### RECORDED DATA

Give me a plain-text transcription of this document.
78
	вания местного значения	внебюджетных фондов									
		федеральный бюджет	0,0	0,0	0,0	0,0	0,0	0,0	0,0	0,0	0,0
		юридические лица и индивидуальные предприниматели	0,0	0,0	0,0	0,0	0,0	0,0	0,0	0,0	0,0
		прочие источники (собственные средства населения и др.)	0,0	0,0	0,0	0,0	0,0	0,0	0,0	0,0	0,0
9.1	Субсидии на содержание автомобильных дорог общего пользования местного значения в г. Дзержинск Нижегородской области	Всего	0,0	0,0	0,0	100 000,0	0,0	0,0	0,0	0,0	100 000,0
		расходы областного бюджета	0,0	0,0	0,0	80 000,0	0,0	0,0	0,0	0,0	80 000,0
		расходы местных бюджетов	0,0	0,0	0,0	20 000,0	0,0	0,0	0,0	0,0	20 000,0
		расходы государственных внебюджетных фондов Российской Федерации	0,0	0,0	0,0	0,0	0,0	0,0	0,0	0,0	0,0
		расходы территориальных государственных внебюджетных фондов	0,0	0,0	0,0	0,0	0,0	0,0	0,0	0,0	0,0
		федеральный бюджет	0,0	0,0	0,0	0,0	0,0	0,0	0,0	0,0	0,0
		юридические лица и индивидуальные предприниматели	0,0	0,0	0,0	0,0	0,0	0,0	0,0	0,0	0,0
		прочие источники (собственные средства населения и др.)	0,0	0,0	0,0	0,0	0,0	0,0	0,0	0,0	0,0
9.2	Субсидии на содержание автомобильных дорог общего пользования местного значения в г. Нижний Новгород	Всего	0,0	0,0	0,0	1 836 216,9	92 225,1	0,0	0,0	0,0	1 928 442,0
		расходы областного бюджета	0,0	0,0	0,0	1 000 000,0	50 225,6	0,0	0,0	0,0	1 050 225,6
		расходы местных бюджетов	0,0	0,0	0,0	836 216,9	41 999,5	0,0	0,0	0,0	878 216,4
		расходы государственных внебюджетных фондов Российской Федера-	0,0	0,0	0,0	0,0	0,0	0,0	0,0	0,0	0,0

######

■ **EXERCISE AIM**:
Find the lines above holding the word "областного" and show them.

■ **ANSWER FOR THIS EXERCISE**:
		расходы областного бюджета	0,0	0,0	0,0	80 000,0	0,0	0,0	0,0	0,0	80 000,0
		расходы областного бюджета	0,0	0,0	0,0	1 000 000,0	50 225,6	0,0	0,0	0,0	1 050 225,6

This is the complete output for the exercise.